PROVIDED ENTRIES:

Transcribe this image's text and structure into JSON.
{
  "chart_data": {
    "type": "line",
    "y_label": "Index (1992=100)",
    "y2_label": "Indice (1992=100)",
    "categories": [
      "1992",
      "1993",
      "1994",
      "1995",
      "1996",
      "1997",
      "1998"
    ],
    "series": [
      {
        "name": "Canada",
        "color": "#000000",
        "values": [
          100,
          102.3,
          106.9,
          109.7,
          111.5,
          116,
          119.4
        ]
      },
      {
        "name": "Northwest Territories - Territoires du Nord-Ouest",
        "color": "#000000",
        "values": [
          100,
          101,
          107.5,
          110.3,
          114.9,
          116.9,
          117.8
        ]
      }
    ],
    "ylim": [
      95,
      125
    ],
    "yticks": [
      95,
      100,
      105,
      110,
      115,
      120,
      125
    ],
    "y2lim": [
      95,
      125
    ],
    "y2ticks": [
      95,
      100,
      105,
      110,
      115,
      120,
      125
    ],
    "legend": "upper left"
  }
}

EXERCISE OBJECTIVE: Reproduce the records above exactly as they appear.

THE RESPONSE:
Transcribe this image's text and structure into JSON.
{
  "chart_data": {
    "type": "line",
    "y_label": "Index (1992=100)",
    "y2_label": "Indice (1992=100)",
    "categories": [
      "1992",
      "1993",
      "1994",
      "1995",
      "1996",
      "1997",
      "1998"
    ],
    "series": [
      {
        "name": "Canada",
        "color": "#000000",
        "values": [
          100,
          102.3,
          106.9,
          109.7,
          111.5,
          116,
          119.4
        ]
      },
      {
        "name": "Northwest Territories - Territoires du Nord-Ouest",
        "color": "#000000",
        "values": [
          100,
          101,
          107.5,
          110.3,
          114.9,
          116.9,
          117.8
        ]
      }
    ],
    "ylim": [
      95,
      125
    ],
    "yticks": [
      95,
      100,
      105,
      110,
      115,
      120,
      125
    ],
    "y2lim": [
      95,
      125
    ],
    "y2ticks": [
      95,
      100,
      105,
      110,
      115,
      120,
      125
    ],
    "legend": "upper left"
  }
}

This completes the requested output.